Given instruction >>
Would it be possible to write out each entry below exactly, without the pictures?

Records >>
* Begin *

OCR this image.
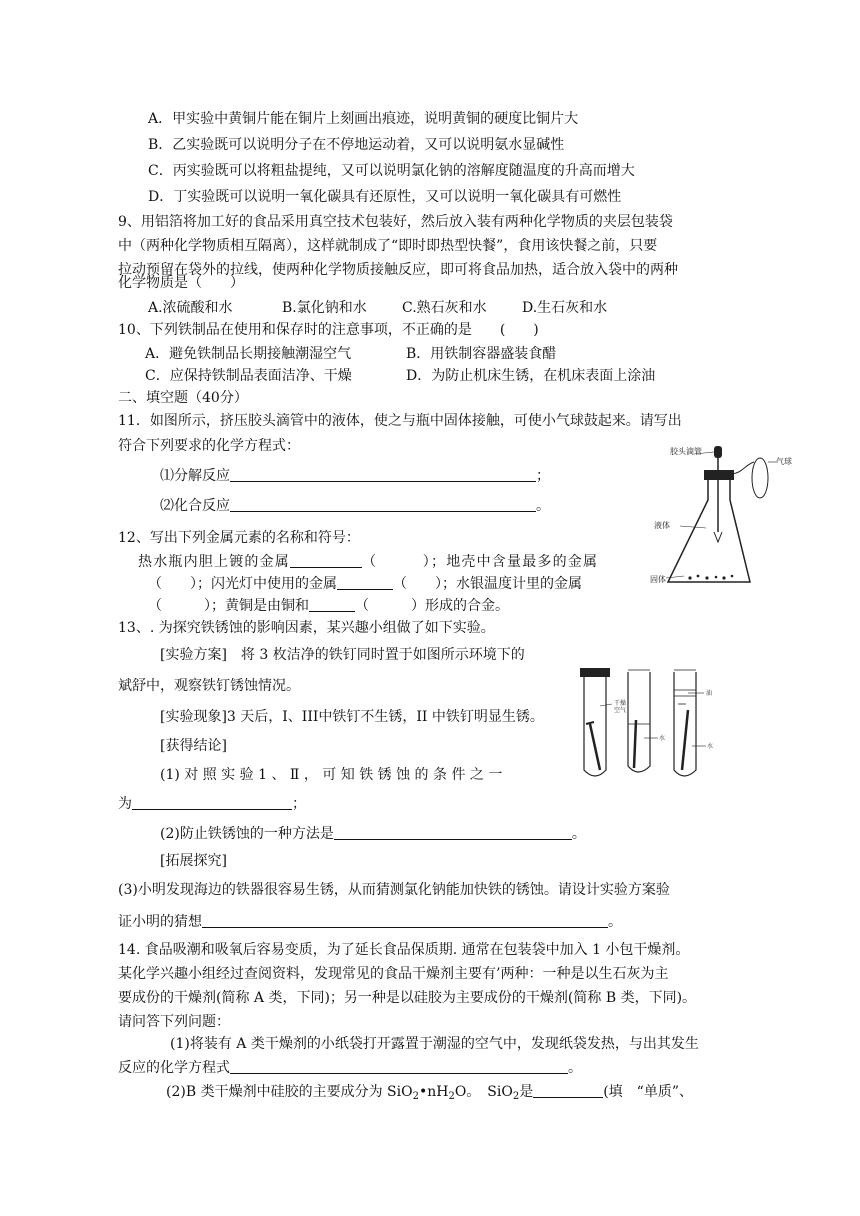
A．甲实验中黄铜片能在铜片上刻画出痕迹，说明黄铜的硬度比铜片大
B．乙实验既可以说明分子在不停地运动着，又可以说明氨水显碱性
C．丙实验既可以将粗盐提纯，又可以说明氯化钠的溶解度随温度的升高而增大
D．丁实验既可以说明一氧化碳具有还原性，又可以说明一氧化碳具有可燃性
9、用铝箔将加工好的食品采用真空技术包装好，然后放入装有两种化学物质的夹层包装袋
中（两种化学物质相互隔离），这样就制成了“即时即热型快餐”，食用该快餐之前，只要
拉动预留在袋外的拉线，使两种化学物质接触反应，即可将食品加热，适合放入袋中的两种
化学物质是（　　）
A.浓硫酸和水	B.氯化钠和水	C.熟石灰和水	D.生石灰和水
10、下列铁制品在使用和保存时的注意事项，不正确的是　　(　　)
A．避免铁制品长期接触潮湿空气	B．用铁制容器盛装食醋
C．应保持铁制品表面洁净、干燥	D．为防止机床生锈，在机床表面上涂油
二、填空题（40分）
11．如图所示，挤压胶头滴管中的液体，使之与瓶中固体接触，可使小气球鼓起来。请写出
符合下列要求的化学方程式：
⑴分解反应	；
⑵化合反应	。
胶头滴管
气球
液体
固体
12、写出下列金属元素的名称和符号：
热水瓶内胆上镀的金属	（　　　）；地壳中含量最多的金属
（　　）；闪光灯中使用的金属	（　　）；水银温度计里的金属
（　　　）；黄铜是由铜和	（　　　）形成的合金。
13、. 为探究铁锈蚀的影响因素，某兴趣小组做了如下实验。
[实验方案]　将 3 枚洁净的铁钉同时置于如图所示环境下的
斌舒中，观察铁钉锈蚀情况。
[实验现象]3 天后，I、III中铁钉不生锈，II 中铁钉明显生锈。
[获得结论]
(1) 对 照 实 验 1 、 Ⅱ ， 可 知 铁 锈 蚀 的 条 件 之 一
为	；
(2)防止铁锈蚀的一种方法是	。
[拓展探究]
(3)小明发现海边的铁器很容易生锈，从而猜测氯化钠能加快铁的锈蚀。请设计实验方案验
证小明的猜想	。
干燥空气
油
水
水
14. 食品吸潮和吸氧后容易变质，为了延长食品保质期. 通常在包装袋中加入 1 小包干燥剂。
某化学兴趣小组经过查阅资料，发现常见的食品干燥剂主要有’两种：一种是以生石灰为主
要成份的干燥剂(简称 A 类，下同)；另一种是以硅胶为主要成份的干燥剂(简称 B 类，下同)。
请问答下列问题：
(1)将装有 A 类干燥剂的小纸袋打开露置于潮湿的空气中，发现纸袋发热，与出其发生
反应的化学方程式	。
(2)B 类干燥剂中硅胶的主要成分为 $SiO_2•nH_2O$。　SiO$_2$是	(填　“单质”、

* End *

Written response >>
OCR this image.
A．甲实验中黄铜片能在铜片上刻画出痕迹，说明黄铜的硬度比铜片大
B．乙实验既可以说明分子在不停地运动着，又可以说明氨水显碱性
C．丙实验既可以将粗盐提纯，又可以说明氯化钠的溶解度随温度的升高而增大
D．丁实验既可以说明一氧化碳具有还原性，又可以说明一氧化碳具有可燃性
9、用铝箔将加工好的食品采用真空技术包装好，然后放入装有两种化学物质的夹层包装袋
中（两种化学物质相互隔离），这样就制成了“即时即热型快餐”，食用该快餐之前，只要
拉动预留在袋外的拉线，使两种化学物质接触反应，即可将食品加热，适合放入袋中的两种
化学物质是（　　）
A.浓硫酸和水	B.氯化钠和水	C.熟石灰和水	D.生石灰和水
10、下列铁制品在使用和保存时的注意事项，不正确的是　　(　　)
A．避免铁制品长期接触潮湿空气	B．用铁制容器盛装食醋
C．应保持铁制品表面洁净、干燥	D．为防止机床生锈，在机床表面上涂油
二、填空题（40分）
11．如图所示，挤压胶头滴管中的液体，使之与瓶中固体接触，可使小气球鼓起来。请写出
符合下列要求的化学方程式：
⑴分解反应	；
⑵化合反应	。
胶头滴管
气球
液体
固体
12、写出下列金属元素的名称和符号：
热水瓶内胆上镀的金属	（　　　）；地壳中含量最多的金属
（　　）；闪光灯中使用的金属	（　　）；水银温度计里的金属
（　　　）；黄铜是由铜和	（　　　）形成的合金。
13、. 为探究铁锈蚀的影响因素，某兴趣小组做了如下实验。
[实验方案]　将 3 枚洁净的铁钉同时置于如图所示环境下的
斌舒中，观察铁钉锈蚀情况。
[实验现象]3 天后，I、III中铁钉不生锈，II 中铁钉明显生锈。
[获得结论]
(1) 对 照 实 验 1 、 Ⅱ ， 可 知 铁 锈 蚀 的 条 件 之 一
为	；
(2)防止铁锈蚀的一种方法是	。
[拓展探究]
(3)小明发现海边的铁器很容易生锈，从而猜测氯化钠能加快铁的锈蚀。请设计实验方案验
证小明的猜想	。
干燥空气
油
水
水
14. 食品吸潮和吸氧后容易变质，为了延长食品保质期. 通常在包装袋中加入 1 小包干燥剂。
某化学兴趣小组经过查阅资料，发现常见的食品干燥剂主要有’两种：一种是以生石灰为主
要成份的干燥剂(简称 A 类，下同)；另一种是以硅胶为主要成份的干燥剂(简称 B 类，下同)。
请问答下列问题：
(1)将装有 A 类干燥剂的小纸袋打开露置于潮湿的空气中，发现纸袋发热，与出其发生
反应的化学方程式	。
(2)B 类干燥剂中硅胶的主要成分为 $SiO_2•nH_2O$。　SiO$_2$是	(填　“单质”、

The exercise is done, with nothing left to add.